Problem to solve: Retype the records that follow, every line exactly as written.

Material provided:
*** Begin section ***

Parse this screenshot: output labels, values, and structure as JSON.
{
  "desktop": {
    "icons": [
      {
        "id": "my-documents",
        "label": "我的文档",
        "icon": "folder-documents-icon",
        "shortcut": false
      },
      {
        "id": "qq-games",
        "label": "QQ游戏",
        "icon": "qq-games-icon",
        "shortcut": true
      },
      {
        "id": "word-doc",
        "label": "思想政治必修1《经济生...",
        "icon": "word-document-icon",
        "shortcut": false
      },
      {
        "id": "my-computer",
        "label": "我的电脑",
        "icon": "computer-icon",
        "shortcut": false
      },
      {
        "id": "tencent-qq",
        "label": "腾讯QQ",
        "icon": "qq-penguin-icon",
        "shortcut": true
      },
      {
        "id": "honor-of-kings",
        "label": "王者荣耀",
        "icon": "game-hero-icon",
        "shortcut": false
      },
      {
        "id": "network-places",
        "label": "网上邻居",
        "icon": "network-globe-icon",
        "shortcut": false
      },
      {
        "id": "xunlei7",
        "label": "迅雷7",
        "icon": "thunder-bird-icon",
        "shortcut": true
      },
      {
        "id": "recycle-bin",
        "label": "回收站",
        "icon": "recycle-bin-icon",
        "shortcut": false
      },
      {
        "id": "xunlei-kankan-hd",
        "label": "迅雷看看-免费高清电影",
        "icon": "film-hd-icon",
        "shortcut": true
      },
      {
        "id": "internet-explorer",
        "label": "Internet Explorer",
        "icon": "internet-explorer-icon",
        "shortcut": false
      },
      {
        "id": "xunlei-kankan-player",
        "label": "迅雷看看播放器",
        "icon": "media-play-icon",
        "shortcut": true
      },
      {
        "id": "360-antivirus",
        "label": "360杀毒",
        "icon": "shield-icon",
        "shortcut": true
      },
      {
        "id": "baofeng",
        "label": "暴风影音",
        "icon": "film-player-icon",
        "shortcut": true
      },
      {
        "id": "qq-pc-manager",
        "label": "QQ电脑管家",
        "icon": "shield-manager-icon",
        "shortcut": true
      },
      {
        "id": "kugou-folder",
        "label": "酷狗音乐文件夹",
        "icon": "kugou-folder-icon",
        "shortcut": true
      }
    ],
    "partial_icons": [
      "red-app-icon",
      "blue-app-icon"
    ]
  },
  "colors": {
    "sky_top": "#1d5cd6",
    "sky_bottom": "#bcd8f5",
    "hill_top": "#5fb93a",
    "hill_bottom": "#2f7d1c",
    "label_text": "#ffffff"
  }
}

*** End section ***

Task output:
Parse this screenshot: output labels, values, and structure as JSON.
{
  "desktop": {
    "icons": [
      {
        "id": "my-documents",
        "label": "我的文档",
        "icon": "folder-documents-icon",
        "shortcut": false
      },
      {
        "id": "qq-games",
        "label": "QQ游戏",
        "icon": "qq-games-icon",
        "shortcut": true
      },
      {
        "id": "word-doc",
        "label": "思想政治必修1《经济生...",
        "icon": "word-document-icon",
        "shortcut": false
      },
      {
        "id": "my-computer",
        "label": "我的电脑",
        "icon": "computer-icon",
        "shortcut": false
      },
      {
        "id": "tencent-qq",
        "label": "腾讯QQ",
        "icon": "qq-penguin-icon",
        "shortcut": true
      },
      {
        "id": "honor-of-kings",
        "label": "王者荣耀",
        "icon": "game-hero-icon",
        "shortcut": false
      },
      {
        "id": "network-places",
        "label": "网上邻居",
        "icon": "network-globe-icon",
        "shortcut": false
      },
      {
        "id": "xunlei7",
        "label": "迅雷7",
        "icon": "thunder-bird-icon",
        "shortcut": true
      },
      {
        "id": "recycle-bin",
        "label": "回收站",
        "icon": "recycle-bin-icon",
        "shortcut": false
      },
      {
        "id": "xunlei-kankan-hd",
        "label": "迅雷看看-免费高清电影",
        "icon": "film-hd-icon",
        "shortcut": true
      },
      {
        "id": "internet-explorer",
        "label": "Internet Explorer",
        "icon": "internet-explorer-icon",
        "shortcut": false
      },
      {
        "id": "xunlei-kankan-player",
        "label": "迅雷看看播放器",
        "icon": "media-play-icon",
        "shortcut": true
      },
      {
        "id": "360-antivirus",
        "label": "360杀毒",
        "icon": "shield-icon",
        "shortcut": true
      },
      {
        "id": "baofeng",
        "label": "暴风影音",
        "icon": "film-player-icon",
        "shortcut": true
      },
      {
        "id": "qq-pc-manager",
        "label": "QQ电脑管家",
        "icon": "shield-manager-icon",
        "shortcut": true
      },
      {
        "id": "kugou-folder",
        "label": "酷狗音乐文件夹",
        "icon": "kugou-folder-icon",
        "shortcut": true
      }
    ],
    "partial_icons": [
      "red-app-icon",
      "blue-app-icon"
    ]
  },
  "colors": {
    "sky_top": "#1d5cd6",
    "sky_bottom": "#bcd8f5",
    "hill_top": "#5fb93a",
    "hill_bottom": "#2f7d1c",
    "label_text": "#ffffff"
  }
}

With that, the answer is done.